==== Page text ====
Freshwater is a 2018 autobiographical fiction novel by Nigerian writer Akwaeke Emezi. Emezi's debut novel, it tells the story of Ada, a girl with multiple ogbanje dwelling inside her. A TV series based on the novel is under development by FX.

Plot

Freshwater tells the semi-autobiographical story of the protagonist, Ada, a Nigerian student in her final year of college who finds out that she has three spirits living in her subconscious. They eventually take control of her, threatening to ruin her life and sanity. 

Emezi explores their Igbo heritage's views on spirituality and gender roles alongside those of Western construction and invites their audience to think critically about this spirit/body binary.

Reception

The New Yorker called Freshwater "a startling début novel"; The Guardian called it "a remarkable debut"; and the LA Times called it "dazzling". Freshwater was longlisted for numerous significant awards. Freshwater was a New York Times Notable Book, was named a Best Book of the Year by the New Yorker and NPR. Emezi is also recognized as a 2018 National Book Foundation "5 Under 35" honoree.

In 2019, Freshwater was nominated for the Women's Prize for Fiction — the first time a non-binary transgender author has been nominated for the prize. Kate Williams, the chair of the judges, called it a "historic moment". Williams said that the panel did not know Emezi was non-binary when the book was chosen, but she said Emezi was happy to be nominated. Non-binary commentator Vic Parsons wrote that the nomination raised uncomfortable questions, asking: "would a non-binary author who was assigned male at birth have been longlisted? I highly doubt it." After the nomination, it was announced that the Women's Prize Trust was working on new guidelines for transgender, non-binary, and genderfluid authors.
====
Continue the text about the novel Freshwater, starting after its last sentence.
==== Data lines ====
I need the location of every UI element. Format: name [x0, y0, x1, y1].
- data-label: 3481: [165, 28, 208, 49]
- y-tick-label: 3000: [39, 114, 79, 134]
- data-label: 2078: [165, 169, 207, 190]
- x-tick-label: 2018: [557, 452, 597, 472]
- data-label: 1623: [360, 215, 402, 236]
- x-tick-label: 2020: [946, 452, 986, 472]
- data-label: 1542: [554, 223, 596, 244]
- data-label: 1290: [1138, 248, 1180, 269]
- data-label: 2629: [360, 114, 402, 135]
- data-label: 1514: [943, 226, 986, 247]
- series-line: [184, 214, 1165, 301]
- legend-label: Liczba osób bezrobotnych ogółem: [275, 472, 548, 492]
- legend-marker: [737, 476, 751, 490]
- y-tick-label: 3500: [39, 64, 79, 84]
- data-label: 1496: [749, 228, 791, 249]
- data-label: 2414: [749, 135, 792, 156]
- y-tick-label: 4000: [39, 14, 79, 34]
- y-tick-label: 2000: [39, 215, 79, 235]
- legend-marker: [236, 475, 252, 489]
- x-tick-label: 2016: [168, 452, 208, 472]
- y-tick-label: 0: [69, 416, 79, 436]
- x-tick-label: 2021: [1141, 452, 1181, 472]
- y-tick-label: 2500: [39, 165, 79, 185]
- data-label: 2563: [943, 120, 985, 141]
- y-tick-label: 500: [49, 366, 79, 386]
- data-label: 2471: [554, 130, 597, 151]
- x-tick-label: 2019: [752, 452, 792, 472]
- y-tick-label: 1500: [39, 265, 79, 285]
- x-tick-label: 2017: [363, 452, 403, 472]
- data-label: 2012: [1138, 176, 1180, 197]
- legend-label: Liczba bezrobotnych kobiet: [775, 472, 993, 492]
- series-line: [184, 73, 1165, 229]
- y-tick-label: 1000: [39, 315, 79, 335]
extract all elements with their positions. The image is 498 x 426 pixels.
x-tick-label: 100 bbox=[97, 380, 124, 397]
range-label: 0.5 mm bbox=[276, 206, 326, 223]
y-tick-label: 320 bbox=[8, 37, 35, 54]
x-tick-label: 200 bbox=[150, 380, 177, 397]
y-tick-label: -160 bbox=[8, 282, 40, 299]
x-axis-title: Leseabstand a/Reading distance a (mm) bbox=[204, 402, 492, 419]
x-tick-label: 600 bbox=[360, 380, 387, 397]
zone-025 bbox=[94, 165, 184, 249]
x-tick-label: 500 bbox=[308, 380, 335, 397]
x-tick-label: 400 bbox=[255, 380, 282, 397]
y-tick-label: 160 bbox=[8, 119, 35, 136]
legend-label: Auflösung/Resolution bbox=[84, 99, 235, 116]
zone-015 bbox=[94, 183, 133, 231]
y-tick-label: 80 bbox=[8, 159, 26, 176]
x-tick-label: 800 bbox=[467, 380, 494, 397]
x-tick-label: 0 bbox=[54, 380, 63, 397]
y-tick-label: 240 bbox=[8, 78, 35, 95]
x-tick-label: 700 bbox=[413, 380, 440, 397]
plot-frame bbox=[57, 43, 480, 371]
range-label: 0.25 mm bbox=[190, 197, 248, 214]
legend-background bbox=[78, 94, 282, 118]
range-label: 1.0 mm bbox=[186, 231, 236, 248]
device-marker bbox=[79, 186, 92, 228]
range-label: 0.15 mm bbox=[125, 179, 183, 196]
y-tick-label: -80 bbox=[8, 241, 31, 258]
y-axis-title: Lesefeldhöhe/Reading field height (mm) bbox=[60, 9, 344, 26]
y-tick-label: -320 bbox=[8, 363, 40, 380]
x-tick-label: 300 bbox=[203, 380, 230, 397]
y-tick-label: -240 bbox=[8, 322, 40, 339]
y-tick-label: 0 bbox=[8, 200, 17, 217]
====
Exercise response:
Controversy 

After Emezi posted tweets regarding Nigerian author Chimamanda Ngozi Adichie's association with transphobic public figures, Adichie (who had previously helped publish Emezi's work in an online magazine) asked that all references to her name be removed from the "about the author" section of the book jacket on all future copies of Freshwater.

Awards 
2019 Nommo Award,won 
 2019 Otherwise Award, won
2019  Women's Prize for Fiction, nominated

Adaptation 
In May 2019, news announced that the novel was optioned by FX for a TV series adaptation. Emezi will write the screenplay and executive produce the series with Tamara P. Carter. FX Productions will produce it alongside Kevin Wandell and Lindsey Donahue.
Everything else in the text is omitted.